** Start of EXTRACTED MATERIAL **
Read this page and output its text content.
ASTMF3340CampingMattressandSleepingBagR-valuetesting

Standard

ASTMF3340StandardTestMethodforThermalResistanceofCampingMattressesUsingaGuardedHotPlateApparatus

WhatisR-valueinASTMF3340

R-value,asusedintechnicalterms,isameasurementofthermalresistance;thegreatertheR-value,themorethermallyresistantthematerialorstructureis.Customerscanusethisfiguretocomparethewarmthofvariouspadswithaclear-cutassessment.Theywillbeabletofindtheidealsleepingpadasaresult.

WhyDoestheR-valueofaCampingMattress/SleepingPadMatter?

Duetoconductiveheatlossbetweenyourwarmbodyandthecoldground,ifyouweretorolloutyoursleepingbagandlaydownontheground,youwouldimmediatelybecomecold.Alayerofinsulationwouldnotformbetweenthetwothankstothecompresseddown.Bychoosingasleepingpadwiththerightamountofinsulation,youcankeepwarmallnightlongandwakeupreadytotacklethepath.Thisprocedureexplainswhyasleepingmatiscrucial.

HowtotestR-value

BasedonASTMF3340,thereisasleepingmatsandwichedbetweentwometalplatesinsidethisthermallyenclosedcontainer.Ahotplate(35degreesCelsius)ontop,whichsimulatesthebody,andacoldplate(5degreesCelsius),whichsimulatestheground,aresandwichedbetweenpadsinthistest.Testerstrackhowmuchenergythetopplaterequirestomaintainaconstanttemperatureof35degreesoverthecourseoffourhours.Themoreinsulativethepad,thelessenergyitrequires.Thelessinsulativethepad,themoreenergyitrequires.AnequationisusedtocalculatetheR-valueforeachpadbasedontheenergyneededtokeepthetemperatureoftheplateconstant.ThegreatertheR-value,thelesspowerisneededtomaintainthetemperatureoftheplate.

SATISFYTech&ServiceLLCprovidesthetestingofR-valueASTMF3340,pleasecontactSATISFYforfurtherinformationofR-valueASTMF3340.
** End of EXTRACTED MATERIAL **
▶ _EXERCISE_:
Output all of the data above without any alteration.

▶ _THE REPLY_:
Read this page and output its text content.
ASTMF3340CampingMattressandSleepingBagR-valuetesting

Standard

ASTMF3340StandardTestMethodforThermalResistanceofCampingMattressesUsingaGuardedHotPlateApparatus

WhatisR-valueinASTMF3340

R-value,asusedintechnicalterms,isameasurementofthermalresistance;thegreatertheR-value,themorethermallyresistantthematerialorstructureis.Customerscanusethisfiguretocomparethewarmthofvariouspadswithaclear-cutassessment.Theywillbeabletofindtheidealsleepingpadasaresult.

WhyDoestheR-valueofaCampingMattress/SleepingPadMatter?

Duetoconductiveheatlossbetweenyourwarmbodyandthecoldground,ifyouweretorolloutyoursleepingbagandlaydownontheground,youwouldimmediatelybecomecold.Alayerofinsulationwouldnotformbetweenthetwothankstothecompresseddown.Bychoosingasleepingpadwiththerightamountofinsulation,youcankeepwarmallnightlongandwakeupreadytotacklethepath.Thisprocedureexplainswhyasleepingmatiscrucial.

HowtotestR-value

BasedonASTMF3340,thereisasleepingmatsandwichedbetweentwometalplatesinsidethisthermallyenclosedcontainer.Ahotplate(35degreesCelsius)ontop,whichsimulatesthebody,andacoldplate(5degreesCelsius),whichsimulatestheground,aresandwichedbetweenpadsinthistest.Testerstrackhowmuchenergythetopplaterequirestomaintainaconstanttemperatureof35degreesoverthecourseoffourhours.Themoreinsulativethepad,thelessenergyitrequires.Thelessinsulativethepad,themoreenergyitrequires.AnequationisusedtocalculatetheR-valueforeachpadbasedontheenergyneededtokeepthetemperatureoftheplateconstant.ThegreatertheR-value,thelesspowerisneededtomaintainthetemperatureoftheplate.

SATISFYTech&ServiceLLCprovidesthetestingofR-valueASTMF3340,pleasecontactSATISFYforfurtherinformationofR-valueASTMF3340.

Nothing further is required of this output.